**Work to be completed**
Please copy the records word for word, from their first line through the line that contains "The radiation spot 112 is at (125, 128).", including that line.

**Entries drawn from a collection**

────────

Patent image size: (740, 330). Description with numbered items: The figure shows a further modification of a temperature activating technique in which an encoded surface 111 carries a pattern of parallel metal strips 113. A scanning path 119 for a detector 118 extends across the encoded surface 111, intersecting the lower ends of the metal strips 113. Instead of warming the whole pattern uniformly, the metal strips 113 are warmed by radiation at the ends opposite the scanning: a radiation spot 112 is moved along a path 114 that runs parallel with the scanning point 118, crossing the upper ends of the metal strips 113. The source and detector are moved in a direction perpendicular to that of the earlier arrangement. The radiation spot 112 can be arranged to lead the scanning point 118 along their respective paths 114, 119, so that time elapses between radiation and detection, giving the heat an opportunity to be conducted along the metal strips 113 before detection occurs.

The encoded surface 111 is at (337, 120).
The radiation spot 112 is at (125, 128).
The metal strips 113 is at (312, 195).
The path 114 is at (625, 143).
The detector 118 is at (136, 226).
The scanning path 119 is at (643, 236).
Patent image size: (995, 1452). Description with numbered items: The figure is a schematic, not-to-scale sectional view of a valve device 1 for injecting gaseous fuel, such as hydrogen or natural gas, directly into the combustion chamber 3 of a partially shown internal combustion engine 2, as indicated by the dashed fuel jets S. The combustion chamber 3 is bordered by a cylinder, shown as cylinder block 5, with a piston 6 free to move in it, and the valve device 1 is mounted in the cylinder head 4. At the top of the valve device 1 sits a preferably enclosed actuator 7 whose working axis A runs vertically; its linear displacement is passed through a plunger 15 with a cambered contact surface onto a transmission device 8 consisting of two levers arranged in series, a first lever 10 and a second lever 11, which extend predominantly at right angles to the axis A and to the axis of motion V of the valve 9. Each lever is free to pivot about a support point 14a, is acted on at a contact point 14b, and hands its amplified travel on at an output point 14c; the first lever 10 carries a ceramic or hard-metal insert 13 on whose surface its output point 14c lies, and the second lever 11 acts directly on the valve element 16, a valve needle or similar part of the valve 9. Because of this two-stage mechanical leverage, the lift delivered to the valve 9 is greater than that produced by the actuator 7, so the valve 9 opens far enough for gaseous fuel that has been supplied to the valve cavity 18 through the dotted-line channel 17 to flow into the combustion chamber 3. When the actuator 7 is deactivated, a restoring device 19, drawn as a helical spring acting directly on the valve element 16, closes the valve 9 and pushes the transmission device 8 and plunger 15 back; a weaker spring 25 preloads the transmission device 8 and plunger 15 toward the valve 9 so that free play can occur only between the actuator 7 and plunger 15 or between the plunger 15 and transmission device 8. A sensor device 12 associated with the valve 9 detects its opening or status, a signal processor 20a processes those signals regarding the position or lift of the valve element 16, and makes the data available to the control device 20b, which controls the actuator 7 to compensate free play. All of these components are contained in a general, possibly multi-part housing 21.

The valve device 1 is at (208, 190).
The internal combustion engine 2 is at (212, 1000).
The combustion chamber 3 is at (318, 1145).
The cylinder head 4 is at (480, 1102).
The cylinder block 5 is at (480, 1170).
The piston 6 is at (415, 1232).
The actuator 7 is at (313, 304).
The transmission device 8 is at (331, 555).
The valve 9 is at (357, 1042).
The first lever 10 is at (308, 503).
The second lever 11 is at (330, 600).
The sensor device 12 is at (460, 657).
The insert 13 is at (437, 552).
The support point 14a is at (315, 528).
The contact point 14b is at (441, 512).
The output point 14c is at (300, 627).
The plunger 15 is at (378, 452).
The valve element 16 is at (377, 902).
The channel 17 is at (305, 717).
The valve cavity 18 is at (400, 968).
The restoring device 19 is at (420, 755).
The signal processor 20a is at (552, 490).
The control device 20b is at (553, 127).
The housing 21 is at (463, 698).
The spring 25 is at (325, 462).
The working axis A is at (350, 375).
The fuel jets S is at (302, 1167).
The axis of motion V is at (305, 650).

────────

**Result for this task**
Patent image size: (740, 330). Description with numbered items: The figure shows a further modification of a temperature activating technique in which an encoded surface 111 carries a pattern of parallel metal strips 113. A scanning path 119 for a detector 118 extends across the encoded surface 111, intersecting the lower ends of the metal strips 113. Instead of warming the whole pattern uniformly, the metal strips 113 are warmed by radiation at the ends opposite the scanning: a radiation spot 112 is moved along a path 114 that runs parallel with the scanning point 118, crossing the upper ends of the metal strips 113. The source and detector are moved in a direction perpendicular to that of the earlier arrangement. The radiation spot 112 can be arranged to lead the scanning point 118 along their respective paths 114, 119, so that time elapses between radiation and detection, giving the heat an opportunity to be conducted along the metal strips 113 before detection occurs.

The encoded surface 111 is at (337, 120).
The radiation spot 112 is at (125, 128).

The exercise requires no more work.